_DESCRIPTION OF THE TASK_
Where the entries below show "Extract all readable text from this page.", begin there and print that line and all following lines exactly, through the last, omitting pictures.

_PROVIDED INFORMATION_
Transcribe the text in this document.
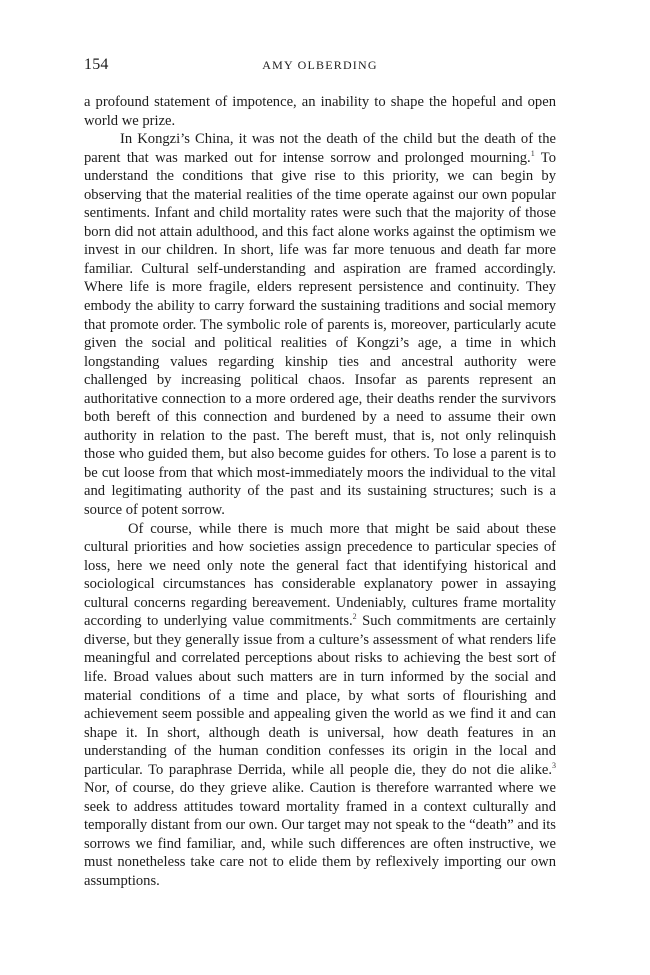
154	AMY OLBERDING

a profound statement of impotence, an inability to shape the hopeful and open world we prize.

In Kongzi’s China, it was not the death of the child but the death of the parent that was marked out for intense sorrow and prolonged mourning.$^1$ To understand the conditions that give rise to this priority, we can begin by observing that the material realities of the time operate against our own popular sentiments. Infant and child mortality rates were such that the majority of those born did not attain adulthood, and this fact alone works against the optimism we invest in our children. In short, life was far more tenuous and death far more familiar. Cultural self-understanding and aspiration are framed accordingly. Where life is more fragile, elders represent persistence and continuity. They embody the ability to carry forward the sustaining traditions and social memory that promote order. The symbolic role of parents is, moreover, particularly acute given the social and political realities of Kongzi’s age, a time in which longstanding values regarding kinship ties and ancestral authority were challenged by increasing political chaos. Insofar as parents represent an authoritative connection to a more ordered age, their deaths render the survivors both bereft of this connection and burdened by a need to assume their own authority in relation to the past. The bereft must, that is, not only relinquish those who guided them, but also become guides for others. To lose a parent is to be cut loose from that which most-immediately moors the individual to the vital and legitimating authority of the past and its sustaining structures; such is a source of potent sorrow.

Of course, while there is much more that might be said about these cultural priorities and how societies assign precedence to particular species of loss, here we need only note the general fact that identifying historical and sociological circumstances has considerable explanatory power in assaying cultural concerns regarding bereavement. Undeniably, cultures frame mortality according to underlying value commitments.$^2$ Such commitments are certainly diverse, but they generally issue from a culture’s assessment of what renders life meaningful and correlated perceptions about risks to achieving the best sort of life. Broad values about such matters are in turn informed by the social and material conditions of a time and place, by what sorts of flourishing and achievement seem possible and appealing given the world as we find it and can shape it. In short, although death is universal, how death features in an understanding of the human condition confesses its origin in the local and particular. To paraphrase Derrida, while all people die, they do not die alike.$^3$ Nor, of course, do they grieve alike. Caution is therefore warranted where we seek to address attitudes toward mortality framed in a context culturally and temporally distant from our own. Our target may not speak to the “death” and its sorrows we find familiar, and, while such differences are often instructive, we must nonetheless take care not to elide them by reflexively importing our own assumptions.
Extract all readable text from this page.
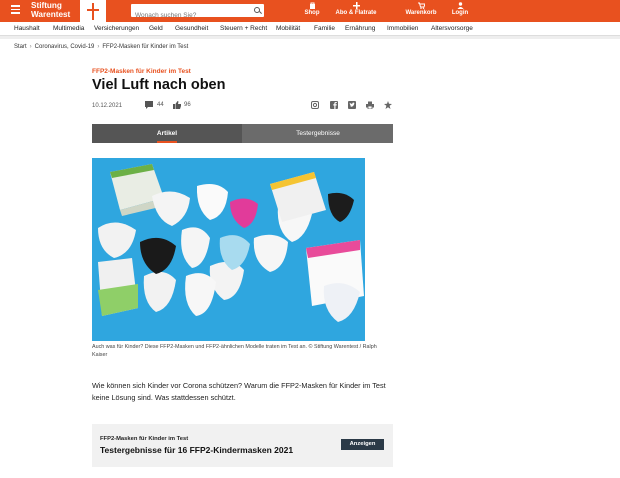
Stiftung
Warentest
Wonach suchen Sie?	Shop	Abo & Flatrate	Warenkorb	Login
Haushalt Multimedia Versicherungen Geld Gesundheit Steuern + Recht Mobilität Familie Ernährung Immobilien Altersvorsorge
Start › Coronavirus, Covid-19 › FFP2-Masken für Kinder im Test
FFP2-Masken für Kinder im Test
Viel Luft nach oben
10.12.2021	44	96
Artikel	Testergebnisse
Auch was für Kinder? Diese FFP2-Masken und FFP2-ähnlichen Modelle traten im Test an. © Stiftung Warentest / Ralph Kaiser
Wie können sich Kinder vor Corona schützen? Warum die FFP2-Masken für Kinder im Test keine Lösung sind. Was stattdessen schützt.
FFP2-Masken für Kinder im Test
Testergebnisse für 16 FFP2-Kindermasken 2021
Anzeigen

_EXERCISE SOLUTION_
Extract all readable text from this page.
Stiftung
Warentest
Wonach suchen Sie?	Shop	Abo & Flatrate	Warenkorb	Login
Haushalt Multimedia Versicherungen Geld Gesundheit Steuern + Recht Mobilität Familie Ernährung Immobilien Altersvorsorge
Start › Coronavirus, Covid-19 › FFP2-Masken für Kinder im Test
FFP2-Masken für Kinder im Test
Viel Luft nach oben
10.12.2021	44	96
Artikel	Testergebnisse
Auch was für Kinder? Diese FFP2-Masken und FFP2-ähnlichen Modelle traten im Test an. © Stiftung Warentest / Ralph Kaiser
Wie können sich Kinder vor Corona schützen? Warum die FFP2-Masken für Kinder im Test keine Lösung sind. Was stattdessen schützt.
FFP2-Masken für Kinder im Test
Testergebnisse für 16 FFP2-Kindermasken 2021
Anzeigen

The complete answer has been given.